THE RECORDS:
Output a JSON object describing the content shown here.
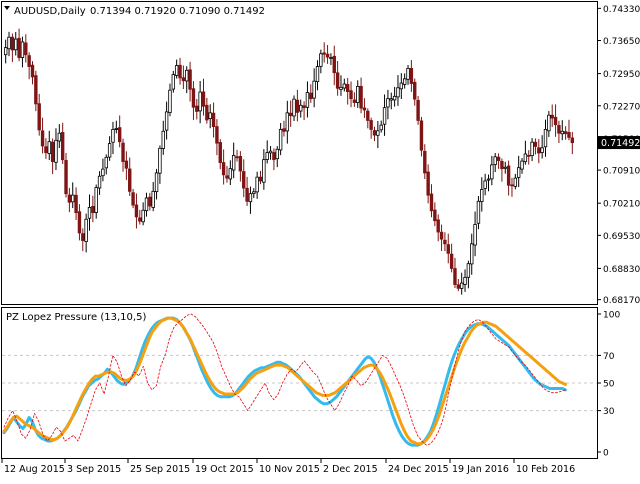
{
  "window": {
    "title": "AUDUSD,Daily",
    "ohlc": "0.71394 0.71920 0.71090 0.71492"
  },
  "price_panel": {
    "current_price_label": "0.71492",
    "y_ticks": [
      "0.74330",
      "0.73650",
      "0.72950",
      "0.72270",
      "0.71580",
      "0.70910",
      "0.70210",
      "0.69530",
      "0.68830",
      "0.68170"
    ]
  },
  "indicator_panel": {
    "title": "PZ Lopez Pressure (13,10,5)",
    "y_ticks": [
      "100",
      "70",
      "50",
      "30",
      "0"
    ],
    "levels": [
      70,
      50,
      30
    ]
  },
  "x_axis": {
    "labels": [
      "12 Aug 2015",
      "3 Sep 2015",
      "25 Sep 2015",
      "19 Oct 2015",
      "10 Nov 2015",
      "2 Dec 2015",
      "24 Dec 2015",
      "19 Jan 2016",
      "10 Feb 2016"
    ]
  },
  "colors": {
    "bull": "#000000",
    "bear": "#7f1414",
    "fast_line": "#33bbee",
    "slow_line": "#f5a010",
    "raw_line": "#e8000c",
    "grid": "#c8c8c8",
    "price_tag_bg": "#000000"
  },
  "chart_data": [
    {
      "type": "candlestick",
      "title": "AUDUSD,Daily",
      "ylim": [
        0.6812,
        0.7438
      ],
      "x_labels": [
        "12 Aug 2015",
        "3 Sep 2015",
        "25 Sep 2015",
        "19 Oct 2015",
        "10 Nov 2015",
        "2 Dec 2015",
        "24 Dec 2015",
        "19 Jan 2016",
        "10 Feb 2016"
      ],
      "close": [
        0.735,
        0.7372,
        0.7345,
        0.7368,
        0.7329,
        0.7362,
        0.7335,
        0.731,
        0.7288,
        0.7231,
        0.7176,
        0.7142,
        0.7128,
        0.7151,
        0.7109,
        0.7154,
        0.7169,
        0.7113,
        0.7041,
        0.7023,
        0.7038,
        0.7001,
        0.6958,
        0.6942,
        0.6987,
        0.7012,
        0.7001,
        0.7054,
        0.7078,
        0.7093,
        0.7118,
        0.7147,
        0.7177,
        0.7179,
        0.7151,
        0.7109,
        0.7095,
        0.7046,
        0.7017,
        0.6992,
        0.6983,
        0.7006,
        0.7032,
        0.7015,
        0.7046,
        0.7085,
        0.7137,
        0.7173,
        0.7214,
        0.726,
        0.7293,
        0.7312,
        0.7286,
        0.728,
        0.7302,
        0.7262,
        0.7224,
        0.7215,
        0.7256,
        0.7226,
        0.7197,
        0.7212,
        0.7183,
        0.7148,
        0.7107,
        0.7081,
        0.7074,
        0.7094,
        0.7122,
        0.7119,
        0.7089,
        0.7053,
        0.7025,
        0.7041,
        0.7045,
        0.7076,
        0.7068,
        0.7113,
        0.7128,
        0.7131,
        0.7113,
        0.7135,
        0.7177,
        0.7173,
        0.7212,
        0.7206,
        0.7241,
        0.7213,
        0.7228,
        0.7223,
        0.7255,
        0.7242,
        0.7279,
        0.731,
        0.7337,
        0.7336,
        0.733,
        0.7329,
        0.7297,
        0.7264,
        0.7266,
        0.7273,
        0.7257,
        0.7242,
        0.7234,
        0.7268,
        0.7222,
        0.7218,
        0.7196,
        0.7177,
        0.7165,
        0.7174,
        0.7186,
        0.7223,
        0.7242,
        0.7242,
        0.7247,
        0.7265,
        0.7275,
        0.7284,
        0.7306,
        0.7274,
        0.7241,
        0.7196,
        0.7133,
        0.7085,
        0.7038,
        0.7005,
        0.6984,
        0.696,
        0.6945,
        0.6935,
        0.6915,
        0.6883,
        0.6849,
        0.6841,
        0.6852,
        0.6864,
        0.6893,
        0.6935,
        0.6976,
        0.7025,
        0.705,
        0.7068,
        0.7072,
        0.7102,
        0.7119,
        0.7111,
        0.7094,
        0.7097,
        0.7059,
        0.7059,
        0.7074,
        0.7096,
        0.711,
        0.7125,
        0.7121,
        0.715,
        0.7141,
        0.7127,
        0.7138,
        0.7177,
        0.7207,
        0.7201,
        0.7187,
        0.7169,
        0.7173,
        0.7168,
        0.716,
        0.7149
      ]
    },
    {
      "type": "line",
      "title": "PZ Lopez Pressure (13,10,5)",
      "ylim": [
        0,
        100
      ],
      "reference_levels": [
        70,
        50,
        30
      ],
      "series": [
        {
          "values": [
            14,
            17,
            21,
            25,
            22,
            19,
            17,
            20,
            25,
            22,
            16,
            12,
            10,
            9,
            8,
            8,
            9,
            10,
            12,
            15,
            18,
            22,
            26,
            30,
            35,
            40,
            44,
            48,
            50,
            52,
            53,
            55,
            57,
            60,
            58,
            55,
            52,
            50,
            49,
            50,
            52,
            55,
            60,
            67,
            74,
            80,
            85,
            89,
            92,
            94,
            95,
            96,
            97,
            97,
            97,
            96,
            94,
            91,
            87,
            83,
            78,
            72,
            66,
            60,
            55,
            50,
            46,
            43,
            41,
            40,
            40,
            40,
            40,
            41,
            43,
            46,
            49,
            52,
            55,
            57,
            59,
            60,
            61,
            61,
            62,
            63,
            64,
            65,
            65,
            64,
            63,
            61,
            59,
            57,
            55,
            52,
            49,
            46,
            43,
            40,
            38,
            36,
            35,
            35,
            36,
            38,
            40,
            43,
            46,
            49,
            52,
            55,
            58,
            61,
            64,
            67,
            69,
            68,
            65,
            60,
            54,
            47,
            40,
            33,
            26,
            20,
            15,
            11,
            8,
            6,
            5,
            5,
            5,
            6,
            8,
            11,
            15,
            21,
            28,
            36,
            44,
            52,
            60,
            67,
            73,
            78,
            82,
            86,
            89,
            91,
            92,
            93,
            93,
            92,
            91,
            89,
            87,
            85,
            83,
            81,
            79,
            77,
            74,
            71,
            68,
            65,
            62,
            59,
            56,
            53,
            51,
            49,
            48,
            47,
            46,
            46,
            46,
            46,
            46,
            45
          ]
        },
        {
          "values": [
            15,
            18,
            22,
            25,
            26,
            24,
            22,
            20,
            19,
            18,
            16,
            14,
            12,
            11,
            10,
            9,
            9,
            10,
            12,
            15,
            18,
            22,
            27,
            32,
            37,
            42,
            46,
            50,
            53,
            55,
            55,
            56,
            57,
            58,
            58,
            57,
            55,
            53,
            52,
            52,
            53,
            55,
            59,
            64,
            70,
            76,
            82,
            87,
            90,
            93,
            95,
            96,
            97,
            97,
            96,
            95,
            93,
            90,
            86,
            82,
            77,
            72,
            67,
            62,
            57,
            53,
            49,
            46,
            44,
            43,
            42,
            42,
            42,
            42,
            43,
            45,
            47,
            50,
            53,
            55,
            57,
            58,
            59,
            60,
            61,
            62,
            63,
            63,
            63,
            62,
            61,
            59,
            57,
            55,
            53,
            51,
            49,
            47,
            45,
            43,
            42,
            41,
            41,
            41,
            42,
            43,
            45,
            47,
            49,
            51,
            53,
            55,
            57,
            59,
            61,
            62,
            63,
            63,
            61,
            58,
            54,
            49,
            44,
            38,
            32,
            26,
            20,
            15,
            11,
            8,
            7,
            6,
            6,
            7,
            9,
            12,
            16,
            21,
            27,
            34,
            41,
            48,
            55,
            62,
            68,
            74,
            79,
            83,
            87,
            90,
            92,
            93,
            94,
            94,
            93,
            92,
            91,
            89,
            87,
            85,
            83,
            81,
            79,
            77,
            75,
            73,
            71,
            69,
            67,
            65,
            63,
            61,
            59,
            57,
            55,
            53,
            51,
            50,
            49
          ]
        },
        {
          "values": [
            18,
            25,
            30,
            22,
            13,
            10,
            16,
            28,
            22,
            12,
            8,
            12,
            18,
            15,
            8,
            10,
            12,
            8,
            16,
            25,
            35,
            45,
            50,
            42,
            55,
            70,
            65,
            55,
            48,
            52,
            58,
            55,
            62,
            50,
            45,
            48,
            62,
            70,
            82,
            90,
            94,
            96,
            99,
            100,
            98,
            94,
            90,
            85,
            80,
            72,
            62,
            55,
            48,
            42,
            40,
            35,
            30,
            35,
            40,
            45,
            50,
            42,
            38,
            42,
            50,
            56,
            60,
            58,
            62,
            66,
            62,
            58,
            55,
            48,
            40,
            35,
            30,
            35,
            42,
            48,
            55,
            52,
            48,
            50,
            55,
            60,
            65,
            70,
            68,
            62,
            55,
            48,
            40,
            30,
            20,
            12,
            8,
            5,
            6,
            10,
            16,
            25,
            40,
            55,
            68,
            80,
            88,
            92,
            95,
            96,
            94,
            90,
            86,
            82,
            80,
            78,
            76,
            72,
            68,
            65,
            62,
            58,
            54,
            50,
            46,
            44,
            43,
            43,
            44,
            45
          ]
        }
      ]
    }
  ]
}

TASK TO COMPLETE: Copy out each line of the records where the string "title" appears.

TASK RESPONSE:
    "title": "AUDUSD,Daily",
    "title": "PZ Lopez Pressure (13,10,5)",
      "title": "AUDUSD,Daily",
      "title": "PZ Lopez Pressure (13,10,5)",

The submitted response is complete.